EXERCISE TASK | Return all lines in the material below that contain "within".

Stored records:
^^^^^^^^^^^^^^^^
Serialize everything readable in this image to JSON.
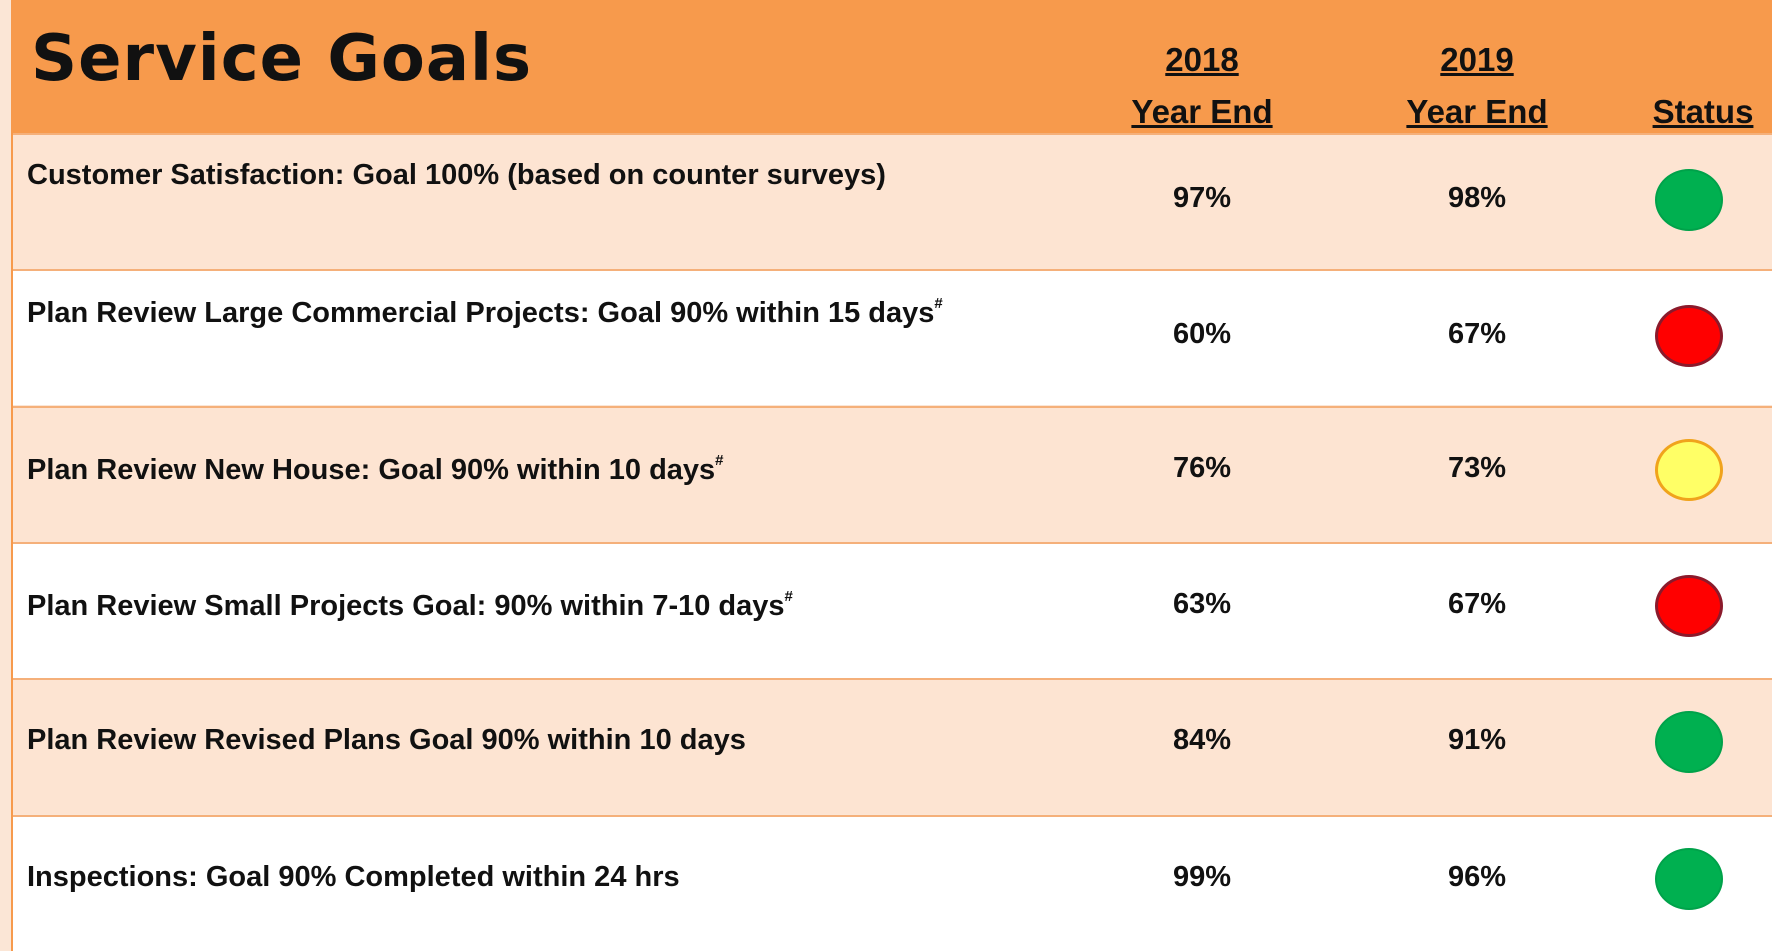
{
  "header": {
    "title": "Service Goals",
    "columns": [
      {
        "year": "2018",
        "label": "Year End"
      },
      {
        "year": "2019",
        "label": "Year End"
      },
      {
        "label": "Status"
      }
    ]
  },
  "table": {
    "rows": [
      {
        "goal": "Customer Satisfaction:  Goal 100%  (based on counter surveys)",
        "y2018": "97%",
        "y2019": "98%",
        "status": "green"
      },
      {
        "goal": "Plan Review Large Commercial Projects:  Goal 90% within 15 days",
        "note": "#",
        "y2018": "60%",
        "y2019": "67%",
        "status": "red"
      },
      {
        "goal": "Plan Review New House:  Goal 90% within 10 days",
        "note": "#",
        "y2018": "76%",
        "y2019": "73%",
        "status": "yellow"
      },
      {
        "goal": "Plan Review Small Projects Goal:  90% within 7-10 days",
        "note": "#",
        "y2018": "63%",
        "y2019": "67%",
        "status": "red"
      },
      {
        "goal": "Plan Review Revised Plans Goal 90% within 10 days",
        "y2018": "84%",
        "y2019": "91%",
        "status": "green"
      },
      {
        "goal": "Inspections:  Goal 90% Completed within 24 hrs",
        "y2018": "99%",
        "y2019": "96%",
        "status": "green"
      }
    ]
  }
}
^^^^^^^^^^^^^^^^
TASK RESPONSE |
        "goal": "Plan Review Large Commercial Projects:  Goal 90% within 15 days",
        "goal": "Plan Review New House:  Goal 90% within 10 days",
        "goal": "Plan Review Small Projects Goal:  90% within 7-10 days",
        "goal": "Plan Review Revised Plans Goal 90% within 10 days",
        "goal": "Inspections:  Goal 90% Completed within 24 hrs",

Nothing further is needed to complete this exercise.